◆ To do:
Find and copy every line in the records that includes the string "plain".

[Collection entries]
>>

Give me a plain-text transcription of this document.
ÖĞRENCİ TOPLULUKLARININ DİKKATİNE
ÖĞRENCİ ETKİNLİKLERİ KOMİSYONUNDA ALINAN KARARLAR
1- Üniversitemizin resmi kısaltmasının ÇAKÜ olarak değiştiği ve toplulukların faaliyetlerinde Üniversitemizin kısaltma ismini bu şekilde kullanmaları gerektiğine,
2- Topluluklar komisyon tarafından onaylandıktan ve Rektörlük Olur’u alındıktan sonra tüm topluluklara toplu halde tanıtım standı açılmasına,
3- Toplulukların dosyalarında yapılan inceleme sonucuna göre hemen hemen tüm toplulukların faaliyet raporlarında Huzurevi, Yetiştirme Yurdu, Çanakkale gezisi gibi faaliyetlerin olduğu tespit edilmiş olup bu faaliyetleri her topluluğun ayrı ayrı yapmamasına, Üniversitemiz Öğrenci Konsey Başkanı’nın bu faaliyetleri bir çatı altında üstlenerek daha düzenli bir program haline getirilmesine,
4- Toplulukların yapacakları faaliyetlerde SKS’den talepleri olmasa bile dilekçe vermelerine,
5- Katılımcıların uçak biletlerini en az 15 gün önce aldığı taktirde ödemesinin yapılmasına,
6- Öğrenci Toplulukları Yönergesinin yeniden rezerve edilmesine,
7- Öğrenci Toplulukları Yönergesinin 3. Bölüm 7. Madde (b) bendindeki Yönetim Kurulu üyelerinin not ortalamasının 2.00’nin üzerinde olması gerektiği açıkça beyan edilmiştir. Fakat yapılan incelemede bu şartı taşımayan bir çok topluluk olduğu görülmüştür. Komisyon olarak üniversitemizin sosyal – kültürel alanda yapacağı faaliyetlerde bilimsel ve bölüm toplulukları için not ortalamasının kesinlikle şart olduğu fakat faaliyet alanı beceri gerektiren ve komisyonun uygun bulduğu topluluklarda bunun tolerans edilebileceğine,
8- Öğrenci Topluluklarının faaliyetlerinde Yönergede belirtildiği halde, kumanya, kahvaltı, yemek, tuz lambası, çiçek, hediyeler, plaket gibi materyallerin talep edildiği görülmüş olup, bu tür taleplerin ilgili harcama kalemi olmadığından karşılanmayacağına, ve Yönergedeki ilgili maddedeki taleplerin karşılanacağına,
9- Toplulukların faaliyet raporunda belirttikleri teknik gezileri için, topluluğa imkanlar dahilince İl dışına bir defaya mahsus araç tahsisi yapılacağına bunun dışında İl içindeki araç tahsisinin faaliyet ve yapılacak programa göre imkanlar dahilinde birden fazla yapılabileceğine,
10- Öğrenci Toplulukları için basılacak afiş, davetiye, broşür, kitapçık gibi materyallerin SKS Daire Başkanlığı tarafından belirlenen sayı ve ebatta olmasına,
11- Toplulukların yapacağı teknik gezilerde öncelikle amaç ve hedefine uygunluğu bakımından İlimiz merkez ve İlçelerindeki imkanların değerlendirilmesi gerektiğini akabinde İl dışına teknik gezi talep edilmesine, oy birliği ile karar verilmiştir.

<<
>>

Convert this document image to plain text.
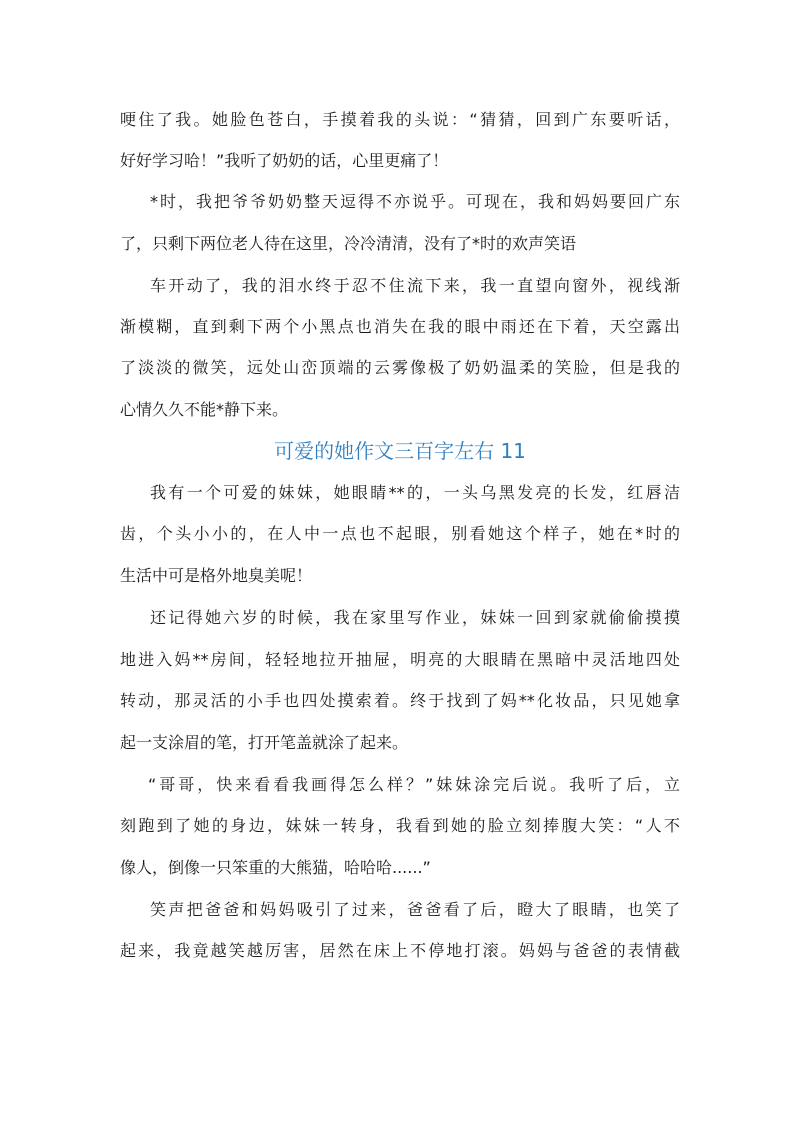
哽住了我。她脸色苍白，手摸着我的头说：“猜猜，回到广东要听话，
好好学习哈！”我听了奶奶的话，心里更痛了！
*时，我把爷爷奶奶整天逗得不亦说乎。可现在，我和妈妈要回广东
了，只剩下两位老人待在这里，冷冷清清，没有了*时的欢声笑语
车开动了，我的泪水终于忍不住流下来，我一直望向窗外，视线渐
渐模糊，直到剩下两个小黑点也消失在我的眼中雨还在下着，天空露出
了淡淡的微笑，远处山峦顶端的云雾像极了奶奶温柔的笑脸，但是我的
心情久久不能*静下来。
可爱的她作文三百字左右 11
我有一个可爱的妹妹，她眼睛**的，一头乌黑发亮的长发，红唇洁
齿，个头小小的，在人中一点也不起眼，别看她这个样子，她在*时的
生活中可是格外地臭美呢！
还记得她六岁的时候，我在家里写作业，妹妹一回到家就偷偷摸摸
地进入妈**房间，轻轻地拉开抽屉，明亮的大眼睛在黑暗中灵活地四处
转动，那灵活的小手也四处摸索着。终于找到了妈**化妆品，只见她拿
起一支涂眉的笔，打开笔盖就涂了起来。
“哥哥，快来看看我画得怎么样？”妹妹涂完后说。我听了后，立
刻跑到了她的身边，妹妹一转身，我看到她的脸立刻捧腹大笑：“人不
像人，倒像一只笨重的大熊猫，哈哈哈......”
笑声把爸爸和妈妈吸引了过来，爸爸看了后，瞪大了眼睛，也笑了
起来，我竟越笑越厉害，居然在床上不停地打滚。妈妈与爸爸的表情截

<<

◆ Task solution:
Give me a plain-text transcription of this document.
Convert this document image to plain text.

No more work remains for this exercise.